__Directions for this task__
Reproduce all lines of the listing below in which the word "Conducta" occurs.

-- Start --

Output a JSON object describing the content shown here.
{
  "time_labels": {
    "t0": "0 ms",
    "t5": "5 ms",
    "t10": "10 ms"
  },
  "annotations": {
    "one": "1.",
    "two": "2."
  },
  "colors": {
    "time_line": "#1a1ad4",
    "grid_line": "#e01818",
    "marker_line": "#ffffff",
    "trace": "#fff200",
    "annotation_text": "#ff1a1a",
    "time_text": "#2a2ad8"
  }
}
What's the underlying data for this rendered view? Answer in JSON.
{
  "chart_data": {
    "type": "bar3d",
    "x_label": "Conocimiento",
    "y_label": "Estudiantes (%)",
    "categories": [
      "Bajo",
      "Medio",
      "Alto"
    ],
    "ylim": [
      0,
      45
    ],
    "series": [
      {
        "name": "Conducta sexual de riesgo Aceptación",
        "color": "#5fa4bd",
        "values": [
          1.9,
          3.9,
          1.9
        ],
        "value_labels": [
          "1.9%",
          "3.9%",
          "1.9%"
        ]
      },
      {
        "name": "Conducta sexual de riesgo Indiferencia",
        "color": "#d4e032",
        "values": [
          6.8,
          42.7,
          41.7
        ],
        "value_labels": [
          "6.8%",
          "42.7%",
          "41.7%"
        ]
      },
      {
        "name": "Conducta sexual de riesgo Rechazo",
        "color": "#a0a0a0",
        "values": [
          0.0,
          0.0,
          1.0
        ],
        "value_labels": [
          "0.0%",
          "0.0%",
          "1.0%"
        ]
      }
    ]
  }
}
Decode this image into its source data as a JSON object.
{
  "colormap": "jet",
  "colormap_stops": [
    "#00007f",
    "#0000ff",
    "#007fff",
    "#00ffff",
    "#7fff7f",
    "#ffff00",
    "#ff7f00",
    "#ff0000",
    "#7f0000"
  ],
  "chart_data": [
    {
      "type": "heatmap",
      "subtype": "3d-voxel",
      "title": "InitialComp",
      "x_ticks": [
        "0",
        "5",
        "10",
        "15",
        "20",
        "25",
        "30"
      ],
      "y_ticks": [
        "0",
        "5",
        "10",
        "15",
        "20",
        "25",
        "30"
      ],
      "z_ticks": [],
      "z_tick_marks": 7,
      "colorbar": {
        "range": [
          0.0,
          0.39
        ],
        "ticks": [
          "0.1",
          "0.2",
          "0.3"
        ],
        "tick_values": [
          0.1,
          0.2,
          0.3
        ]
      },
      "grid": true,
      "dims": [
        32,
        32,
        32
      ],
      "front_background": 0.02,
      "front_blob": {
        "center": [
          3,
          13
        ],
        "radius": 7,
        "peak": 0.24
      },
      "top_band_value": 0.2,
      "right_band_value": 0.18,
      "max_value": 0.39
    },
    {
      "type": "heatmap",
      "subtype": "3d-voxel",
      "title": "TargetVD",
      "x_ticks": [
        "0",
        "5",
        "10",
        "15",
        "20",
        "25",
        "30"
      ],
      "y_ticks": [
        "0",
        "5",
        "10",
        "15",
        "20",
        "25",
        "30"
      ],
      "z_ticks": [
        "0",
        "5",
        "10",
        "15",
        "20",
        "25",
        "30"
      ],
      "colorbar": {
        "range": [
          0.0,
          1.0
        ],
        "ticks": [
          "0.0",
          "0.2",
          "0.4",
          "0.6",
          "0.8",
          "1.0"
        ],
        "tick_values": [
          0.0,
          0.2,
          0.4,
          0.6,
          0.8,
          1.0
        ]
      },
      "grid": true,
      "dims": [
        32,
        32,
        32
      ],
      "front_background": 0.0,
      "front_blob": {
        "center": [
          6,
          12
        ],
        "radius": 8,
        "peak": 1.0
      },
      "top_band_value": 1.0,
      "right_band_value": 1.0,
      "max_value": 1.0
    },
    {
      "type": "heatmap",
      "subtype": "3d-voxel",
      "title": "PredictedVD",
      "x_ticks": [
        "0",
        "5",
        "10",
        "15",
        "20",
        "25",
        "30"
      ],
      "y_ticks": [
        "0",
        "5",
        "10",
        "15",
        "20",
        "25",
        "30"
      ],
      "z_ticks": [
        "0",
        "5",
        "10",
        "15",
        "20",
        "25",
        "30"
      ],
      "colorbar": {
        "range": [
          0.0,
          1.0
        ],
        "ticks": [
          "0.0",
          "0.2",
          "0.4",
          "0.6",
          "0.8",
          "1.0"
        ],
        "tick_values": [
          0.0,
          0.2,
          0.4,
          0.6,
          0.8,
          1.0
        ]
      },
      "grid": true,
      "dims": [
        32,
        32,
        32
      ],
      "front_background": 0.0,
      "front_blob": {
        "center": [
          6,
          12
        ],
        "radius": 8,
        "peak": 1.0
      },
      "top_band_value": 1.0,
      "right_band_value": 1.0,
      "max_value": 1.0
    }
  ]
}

-- End --

__Expected output__
        "name": "Conducta sexual de riesgo Aceptación",
        "name": "Conducta sexual de riesgo Indiferencia",
        "name": "Conducta sexual de riesgo Rechazo",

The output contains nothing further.